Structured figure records
--- START ---

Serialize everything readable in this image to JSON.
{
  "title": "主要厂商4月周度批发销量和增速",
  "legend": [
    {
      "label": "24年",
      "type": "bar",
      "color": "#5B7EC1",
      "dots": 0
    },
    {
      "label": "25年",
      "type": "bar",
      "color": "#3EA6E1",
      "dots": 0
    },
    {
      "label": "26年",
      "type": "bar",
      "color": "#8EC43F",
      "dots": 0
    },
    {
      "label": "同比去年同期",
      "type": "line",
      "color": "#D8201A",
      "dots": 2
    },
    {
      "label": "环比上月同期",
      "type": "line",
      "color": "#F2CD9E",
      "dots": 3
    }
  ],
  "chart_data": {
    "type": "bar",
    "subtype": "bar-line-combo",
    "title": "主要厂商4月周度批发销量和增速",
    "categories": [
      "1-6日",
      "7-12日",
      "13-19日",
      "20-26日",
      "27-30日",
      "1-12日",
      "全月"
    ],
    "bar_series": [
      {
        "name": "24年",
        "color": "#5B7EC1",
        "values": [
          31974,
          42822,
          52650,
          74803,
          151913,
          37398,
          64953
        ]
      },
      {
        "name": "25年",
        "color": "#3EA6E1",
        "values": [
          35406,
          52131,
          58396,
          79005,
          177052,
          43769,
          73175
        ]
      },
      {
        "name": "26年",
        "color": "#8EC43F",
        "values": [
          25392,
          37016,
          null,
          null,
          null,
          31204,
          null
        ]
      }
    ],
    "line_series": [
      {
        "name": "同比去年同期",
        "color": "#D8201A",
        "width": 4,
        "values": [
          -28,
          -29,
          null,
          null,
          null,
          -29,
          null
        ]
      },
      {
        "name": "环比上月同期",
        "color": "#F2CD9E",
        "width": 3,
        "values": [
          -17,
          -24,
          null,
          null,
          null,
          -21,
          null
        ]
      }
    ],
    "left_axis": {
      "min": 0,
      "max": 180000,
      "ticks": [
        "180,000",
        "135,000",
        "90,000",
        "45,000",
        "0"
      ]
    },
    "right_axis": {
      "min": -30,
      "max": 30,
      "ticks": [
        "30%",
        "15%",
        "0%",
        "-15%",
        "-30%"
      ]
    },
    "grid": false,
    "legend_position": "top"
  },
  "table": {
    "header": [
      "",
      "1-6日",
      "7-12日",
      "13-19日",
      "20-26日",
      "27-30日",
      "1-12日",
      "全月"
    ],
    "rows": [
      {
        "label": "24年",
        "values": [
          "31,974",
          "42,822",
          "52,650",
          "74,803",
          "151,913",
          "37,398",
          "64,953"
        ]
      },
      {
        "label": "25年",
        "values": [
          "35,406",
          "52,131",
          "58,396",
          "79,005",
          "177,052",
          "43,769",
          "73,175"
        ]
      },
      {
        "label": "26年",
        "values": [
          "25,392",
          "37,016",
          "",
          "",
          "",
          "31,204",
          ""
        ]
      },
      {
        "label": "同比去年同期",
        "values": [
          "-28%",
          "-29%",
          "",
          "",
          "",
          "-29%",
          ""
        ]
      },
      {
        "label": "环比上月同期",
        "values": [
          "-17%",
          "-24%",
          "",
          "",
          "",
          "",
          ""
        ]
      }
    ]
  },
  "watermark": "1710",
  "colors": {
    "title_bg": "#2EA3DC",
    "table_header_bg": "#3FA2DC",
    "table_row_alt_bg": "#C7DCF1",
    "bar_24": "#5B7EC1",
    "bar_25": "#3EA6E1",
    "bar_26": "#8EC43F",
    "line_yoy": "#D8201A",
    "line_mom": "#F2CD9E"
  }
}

--- END ---

Write out the records above again, keeping each one identical to the original.

Serialize everything readable in this image to JSON.
{
  "title": "主要厂商4月周度批发销量和增速",
  "legend": [
    {
      "label": "24年",
      "type": "bar",
      "color": "#5B7EC1",
      "dots": 0
    },
    {
      "label": "25年",
      "type": "bar",
      "color": "#3EA6E1",
      "dots": 0
    },
    {
      "label": "26年",
      "type": "bar",
      "color": "#8EC43F",
      "dots": 0
    },
    {
      "label": "同比去年同期",
      "type": "line",
      "color": "#D8201A",
      "dots": 2
    },
    {
      "label": "环比上月同期",
      "type": "line",
      "color": "#F2CD9E",
      "dots": 3
    }
  ],
  "chart_data": {
    "type": "bar",
    "subtype": "bar-line-combo",
    "title": "主要厂商4月周度批发销量和增速",
    "categories": [
      "1-6日",
      "7-12日",
      "13-19日",
      "20-26日",
      "27-30日",
      "1-12日",
      "全月"
    ],
    "bar_series": [
      {
        "name": "24年",
        "color": "#5B7EC1",
        "values": [
          31974,
          42822,
          52650,
          74803,
          151913,
          37398,
          64953
        ]
      },
      {
        "name": "25年",
        "color": "#3EA6E1",
        "values": [
          35406,
          52131,
          58396,
          79005,
          177052,
          43769,
          73175
        ]
      },
      {
        "name": "26年",
        "color": "#8EC43F",
        "values": [
          25392,
          37016,
          null,
          null,
          null,
          31204,
          null
        ]
      }
    ],
    "line_series": [
      {
        "name": "同比去年同期",
        "color": "#D8201A",
        "width": 4,
        "values": [
          -28,
          -29,
          null,
          null,
          null,
          -29,
          null
        ]
      },
      {
        "name": "环比上月同期",
        "color": "#F2CD9E",
        "width": 3,
        "values": [
          -17,
          -24,
          null,
          null,
          null,
          -21,
          null
        ]
      }
    ],
    "left_axis": {
      "min": 0,
      "max": 180000,
      "ticks": [
        "180,000",
        "135,000",
        "90,000",
        "45,000",
        "0"
      ]
    },
    "right_axis": {
      "min": -30,
      "max": 30,
      "ticks": [
        "30%",
        "15%",
        "0%",
        "-15%",
        "-30%"
      ]
    },
    "grid": false,
    "legend_position": "top"
  },
  "table": {
    "header": [
      "",
      "1-6日",
      "7-12日",
      "13-19日",
      "20-26日",
      "27-30日",
      "1-12日",
      "全月"
    ],
    "rows": [
      {
        "label": "24年",
        "values": [
          "31,974",
          "42,822",
          "52,650",
          "74,803",
          "151,913",
          "37,398",
          "64,953"
        ]
      },
      {
        "label": "25年",
        "values": [
          "35,406",
          "52,131",
          "58,396",
          "79,005",
          "177,052",
          "43,769",
          "73,175"
        ]
      },
      {
        "label": "26年",
        "values": [
          "25,392",
          "37,016",
          "",
          "",
          "",
          "31,204",
          ""
        ]
      },
      {
        "label": "同比去年同期",
        "values": [
          "-28%",
          "-29%",
          "",
          "",
          "",
          "-29%",
          ""
        ]
      },
      {
        "label": "环比上月同期",
        "values": [
          "-17%",
          "-24%",
          "",
          "",
          "",
          "",
          ""
        ]
      }
    ]
  },
  "watermark": "1710",
  "colors": {
    "title_bg": "#2EA3DC",
    "table_header_bg": "#3FA2DC",
    "table_row_alt_bg": "#C7DCF1",
    "bar_24": "#5B7EC1",
    "bar_25": "#3EA6E1",
    "bar_26": "#8EC43F",
    "line_yoy": "#D8201A",
    "line_mom": "#F2CD9E"
  }
}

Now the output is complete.